[Records contained in a dataset]
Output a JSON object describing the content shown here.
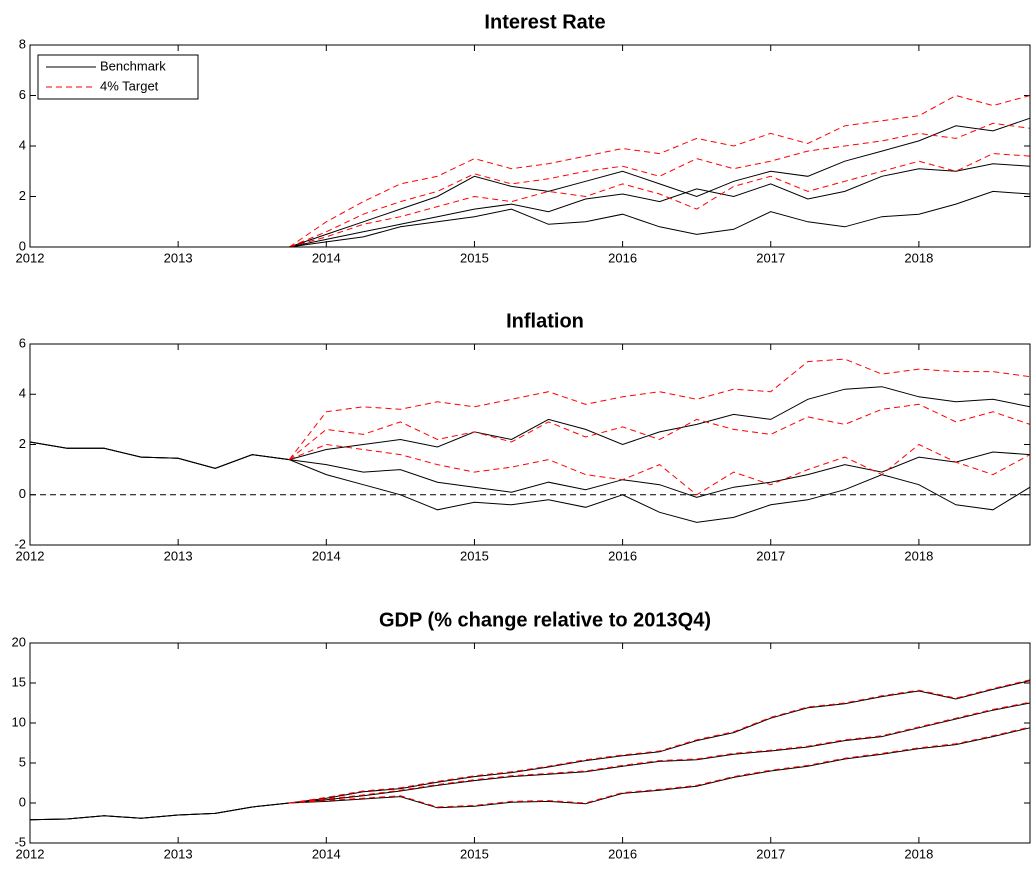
{
  "chart_data": [
    {
      "type": "line",
      "title": "Interest Rate",
      "x": [
        2012,
        2012.25,
        2012.5,
        2012.75,
        2013,
        2013.25,
        2013.5,
        2013.75,
        2014,
        2014.25,
        2014.5,
        2014.75,
        2015,
        2015.25,
        2015.5,
        2015.75,
        2016,
        2016.25,
        2016.5,
        2016.75,
        2017,
        2017.25,
        2017.5,
        2017.75,
        2018,
        2018.25,
        2018.5,
        2018.75
      ],
      "xlim": [
        2012,
        2018.75
      ],
      "xticks": [
        2012,
        2013,
        2014,
        2015,
        2016,
        2017,
        2018
      ],
      "ylim": [
        0,
        8
      ],
      "yticks": [
        0,
        2,
        4,
        6,
        8
      ],
      "legend": "upper left",
      "series": [
        {
          "name": "Benchmark",
          "color": "#000000",
          "linestyle": "solid",
          "values": [
            0,
            0,
            0,
            0,
            0,
            0,
            0,
            0,
            0.5,
            1.0,
            1.5,
            2.0,
            2.8,
            2.4,
            2.2,
            2.6,
            3.0,
            2.5,
            2.0,
            2.6,
            3.0,
            2.8,
            3.4,
            3.8,
            4.2,
            4.8,
            4.6,
            5.1
          ]
        },
        {
          "name": "Benchmark",
          "color": "#000000",
          "linestyle": "solid",
          "values": [
            0,
            0,
            0,
            0,
            0,
            0,
            0,
            0,
            0.3,
            0.6,
            0.9,
            1.2,
            1.5,
            1.7,
            1.4,
            1.9,
            2.1,
            1.8,
            2.3,
            2.0,
            2.5,
            1.9,
            2.2,
            2.8,
            3.1,
            3.0,
            3.3,
            3.2
          ]
        },
        {
          "name": "Benchmark",
          "color": "#000000",
          "linestyle": "solid",
          "values": [
            0,
            0,
            0,
            0,
            0,
            0,
            0,
            0,
            0.2,
            0.4,
            0.8,
            1.0,
            1.2,
            1.5,
            0.9,
            1.0,
            1.3,
            0.8,
            0.5,
            0.7,
            1.4,
            1.0,
            0.8,
            1.2,
            1.3,
            1.7,
            2.2,
            2.1
          ]
        },
        {
          "name": "4% Target",
          "color": "#ff0000",
          "linestyle": "dashed",
          "values": [
            null,
            null,
            null,
            null,
            null,
            null,
            null,
            0,
            1.0,
            1.8,
            2.5,
            2.8,
            3.5,
            3.1,
            3.3,
            3.6,
            3.9,
            3.7,
            4.3,
            4.0,
            4.5,
            4.1,
            4.8,
            5.0,
            5.2,
            6.0,
            5.6,
            6.0
          ]
        },
        {
          "name": "4% Target",
          "color": "#ff0000",
          "linestyle": "dashed",
          "values": [
            null,
            null,
            null,
            null,
            null,
            null,
            null,
            0,
            0.6,
            1.3,
            1.8,
            2.2,
            2.9,
            2.5,
            2.7,
            3.0,
            3.2,
            2.8,
            3.5,
            3.1,
            3.4,
            3.8,
            4.0,
            4.2,
            4.5,
            4.3,
            4.9,
            4.7
          ]
        },
        {
          "name": "4% Target",
          "color": "#ff0000",
          "linestyle": "dashed",
          "values": [
            null,
            null,
            null,
            null,
            null,
            null,
            null,
            0,
            0.4,
            0.9,
            1.2,
            1.6,
            2.0,
            1.8,
            2.2,
            2.0,
            2.5,
            2.1,
            1.5,
            2.4,
            2.8,
            2.2,
            2.6,
            3.0,
            3.4,
            3.0,
            3.7,
            3.6
          ]
        }
      ]
    },
    {
      "type": "line",
      "title": "Inflation",
      "x": [
        2012,
        2012.25,
        2012.5,
        2012.75,
        2013,
        2013.25,
        2013.5,
        2013.75,
        2014,
        2014.25,
        2014.5,
        2014.75,
        2015,
        2015.25,
        2015.5,
        2015.75,
        2016,
        2016.25,
        2016.5,
        2016.75,
        2017,
        2017.25,
        2017.5,
        2017.75,
        2018,
        2018.25,
        2018.5,
        2018.75
      ],
      "xlim": [
        2012,
        2018.75
      ],
      "xticks": [
        2012,
        2013,
        2014,
        2015,
        2016,
        2017,
        2018
      ],
      "ylim": [
        -2,
        6
      ],
      "yticks": [
        -2,
        0,
        2,
        4,
        6
      ],
      "hline": 0,
      "series": [
        {
          "name": "Benchmark",
          "color": "#000000",
          "linestyle": "solid",
          "values": [
            2.1,
            1.85,
            1.85,
            1.5,
            1.45,
            1.05,
            1.6,
            1.4,
            1.8,
            2.0,
            2.2,
            1.9,
            2.5,
            2.2,
            3.0,
            2.6,
            2.0,
            2.5,
            2.8,
            3.2,
            3.0,
            3.8,
            4.2,
            4.3,
            3.9,
            3.7,
            3.8,
            3.5
          ]
        },
        {
          "name": "Benchmark",
          "color": "#000000",
          "linestyle": "solid",
          "values": [
            2.1,
            1.85,
            1.85,
            1.5,
            1.45,
            1.05,
            1.6,
            1.4,
            1.2,
            0.9,
            1.0,
            0.5,
            0.3,
            0.1,
            0.5,
            0.2,
            0.6,
            0.4,
            -0.1,
            0.3,
            0.5,
            0.8,
            1.2,
            0.9,
            1.5,
            1.3,
            1.7,
            1.6
          ]
        },
        {
          "name": "Benchmark",
          "color": "#000000",
          "linestyle": "solid",
          "values": [
            2.1,
            1.85,
            1.85,
            1.5,
            1.45,
            1.05,
            1.6,
            1.4,
            0.8,
            0.4,
            0.0,
            -0.6,
            -0.3,
            -0.4,
            -0.2,
            -0.5,
            0.0,
            -0.7,
            -1.1,
            -0.9,
            -0.4,
            -0.2,
            0.2,
            0.8,
            0.4,
            -0.4,
            -0.6,
            0.3
          ]
        },
        {
          "name": "4% Target",
          "color": "#ff0000",
          "linestyle": "dashed",
          "values": [
            null,
            null,
            null,
            null,
            null,
            null,
            null,
            1.4,
            3.3,
            3.5,
            3.4,
            3.7,
            3.5,
            3.8,
            4.1,
            3.6,
            3.9,
            4.1,
            3.8,
            4.2,
            4.1,
            5.3,
            5.4,
            4.8,
            5.0,
            4.9,
            4.9,
            4.7
          ]
        },
        {
          "name": "4% Target",
          "color": "#ff0000",
          "linestyle": "dashed",
          "values": [
            null,
            null,
            null,
            null,
            null,
            null,
            null,
            1.4,
            2.6,
            2.4,
            2.9,
            2.2,
            2.5,
            2.1,
            2.9,
            2.3,
            2.7,
            2.2,
            3.0,
            2.6,
            2.4,
            3.1,
            2.8,
            3.4,
            3.6,
            2.9,
            3.3,
            2.8
          ]
        },
        {
          "name": "4% Target",
          "color": "#ff0000",
          "linestyle": "dashed",
          "values": [
            null,
            null,
            null,
            null,
            null,
            null,
            null,
            1.4,
            2.0,
            1.8,
            1.6,
            1.2,
            0.9,
            1.1,
            1.4,
            0.8,
            0.6,
            1.2,
            0.0,
            0.9,
            0.4,
            1.0,
            1.5,
            0.8,
            2.0,
            1.3,
            0.8,
            1.6
          ]
        }
      ]
    },
    {
      "type": "line",
      "title": "GDP (% change relative to 2013Q4)",
      "x": [
        2012,
        2012.25,
        2012.5,
        2012.75,
        2013,
        2013.25,
        2013.5,
        2013.75,
        2014,
        2014.25,
        2014.5,
        2014.75,
        2015,
        2015.25,
        2015.5,
        2015.75,
        2016,
        2016.25,
        2016.5,
        2016.75,
        2017,
        2017.25,
        2017.5,
        2017.75,
        2018,
        2018.25,
        2018.5,
        2018.75
      ],
      "xlim": [
        2012,
        2018.75
      ],
      "xticks": [
        2012,
        2013,
        2014,
        2015,
        2016,
        2017,
        2018
      ],
      "ylim": [
        -5,
        20
      ],
      "yticks": [
        -5,
        0,
        5,
        10,
        15,
        20
      ],
      "series": [
        {
          "name": "Benchmark",
          "color": "#000000",
          "linestyle": "solid",
          "values": [
            -2.1,
            -2.0,
            -1.6,
            -1.9,
            -1.5,
            -1.3,
            -0.5,
            0,
            0.6,
            1.4,
            1.8,
            2.6,
            3.3,
            3.8,
            4.5,
            5.3,
            5.9,
            6.4,
            7.8,
            8.8,
            10.6,
            11.9,
            12.4,
            13.3,
            14.0,
            13.0,
            14.2,
            15.3
          ]
        },
        {
          "name": "Benchmark",
          "color": "#000000",
          "linestyle": "solid",
          "values": [
            -2.1,
            -2.0,
            -1.6,
            -1.9,
            -1.5,
            -1.3,
            -0.5,
            0,
            0.4,
            0.9,
            1.5,
            2.2,
            2.8,
            3.3,
            3.6,
            3.9,
            4.6,
            5.2,
            5.4,
            6.1,
            6.5,
            7.0,
            7.8,
            8.3,
            9.4,
            10.5,
            11.6,
            12.5
          ]
        },
        {
          "name": "Benchmark",
          "color": "#000000",
          "linestyle": "solid",
          "values": [
            -2.1,
            -2.0,
            -1.6,
            -1.9,
            -1.5,
            -1.3,
            -0.5,
            0,
            0.2,
            0.5,
            0.8,
            -0.6,
            -0.4,
            0.1,
            0.2,
            -0.1,
            1.2,
            1.6,
            2.1,
            3.2,
            4.0,
            4.6,
            5.5,
            6.1,
            6.8,
            7.3,
            8.3,
            9.4
          ]
        },
        {
          "name": "4% Target",
          "color": "#ff0000",
          "linestyle": "dashed",
          "values": [
            null,
            null,
            null,
            null,
            null,
            null,
            null,
            0,
            0.7,
            1.5,
            1.9,
            2.7,
            3.4,
            3.9,
            4.6,
            5.4,
            6.0,
            6.5,
            7.9,
            8.9,
            10.7,
            12.0,
            12.5,
            13.4,
            14.1,
            13.1,
            14.3,
            15.4
          ]
        },
        {
          "name": "4% Target",
          "color": "#ff0000",
          "linestyle": "dashed",
          "values": [
            null,
            null,
            null,
            null,
            null,
            null,
            null,
            0,
            0.5,
            1.0,
            1.6,
            2.3,
            2.9,
            3.4,
            3.7,
            4.0,
            4.7,
            5.3,
            5.5,
            6.2,
            6.6,
            7.1,
            7.9,
            8.4,
            9.5,
            10.6,
            11.7,
            12.6
          ]
        },
        {
          "name": "4% Target",
          "color": "#ff0000",
          "linestyle": "dashed",
          "values": [
            null,
            null,
            null,
            null,
            null,
            null,
            null,
            0,
            0.3,
            0.6,
            0.9,
            -0.5,
            -0.3,
            0.2,
            0.3,
            0.0,
            1.3,
            1.7,
            2.2,
            3.3,
            4.1,
            4.7,
            5.6,
            6.2,
            6.9,
            7.4,
            8.4,
            9.5
          ]
        }
      ]
    }
  ]
}
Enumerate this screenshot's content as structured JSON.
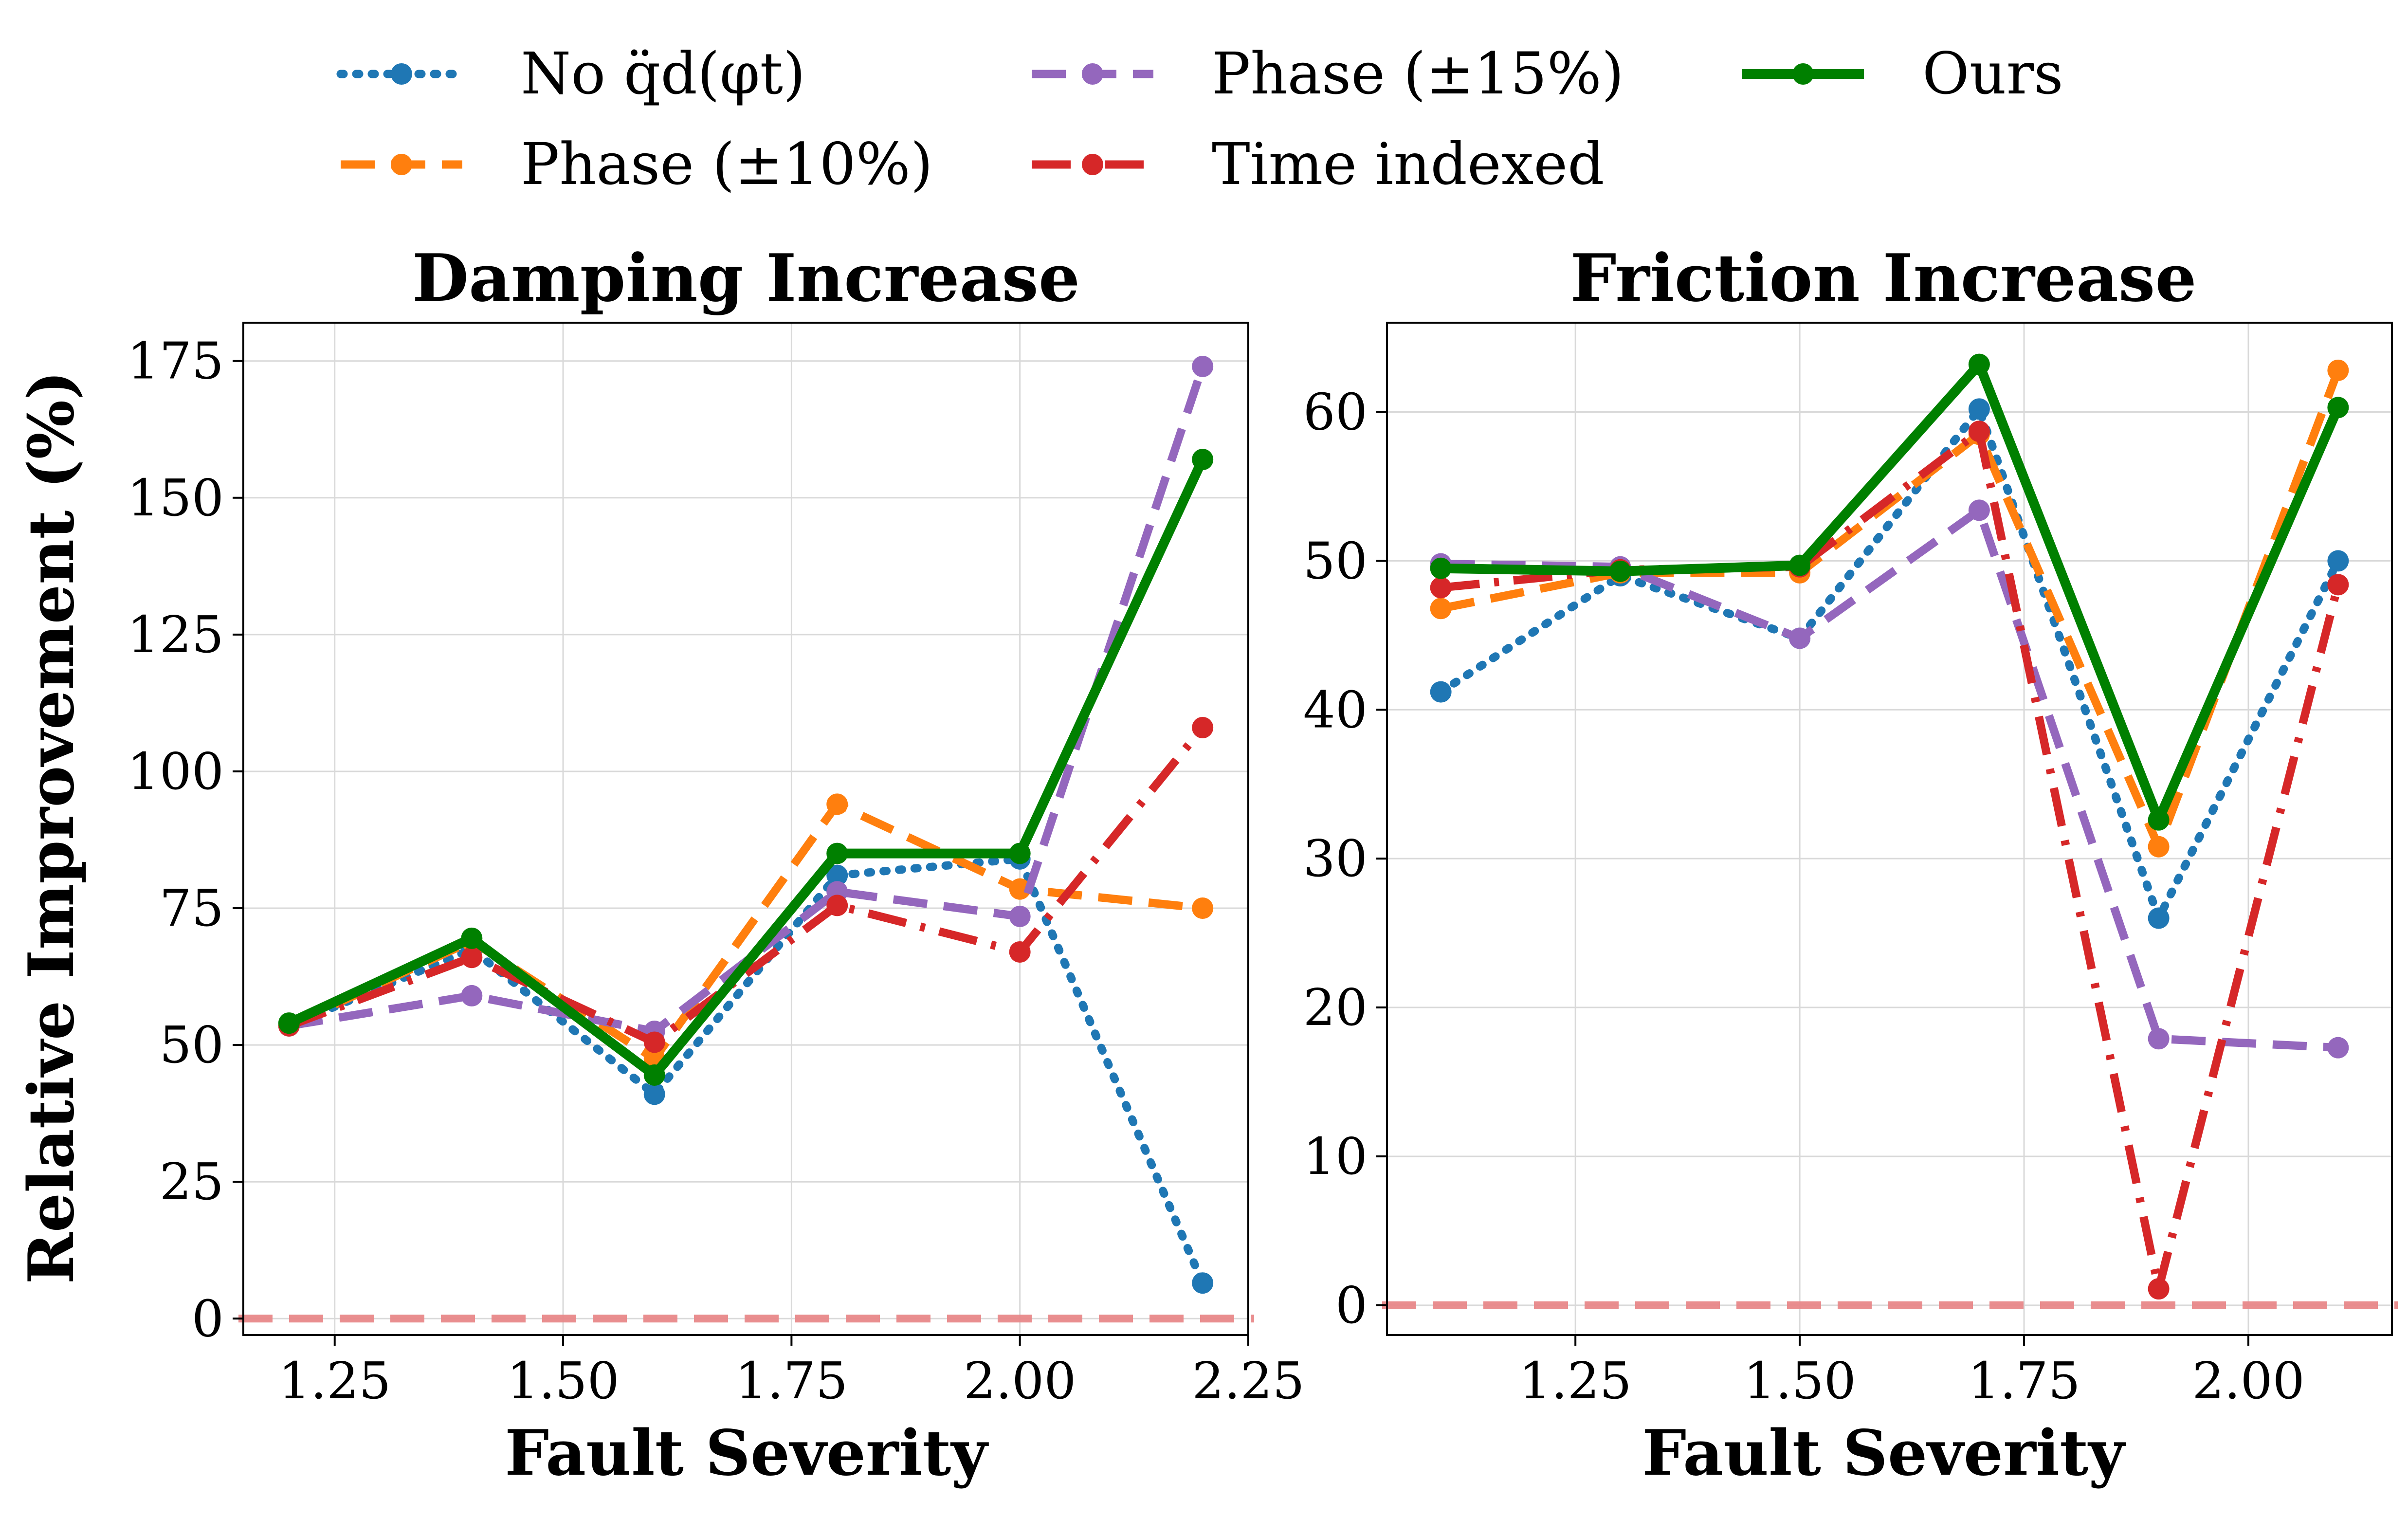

> **GOAL OF THE EXERCISE**
Show each line of the data that contains the string "title".

> **ANSWER TO THE PROBLEM**
      "title": "Interest Rate",
      "title": "Inflation",
      "title": "GDP (% change relative to 2013Q4)",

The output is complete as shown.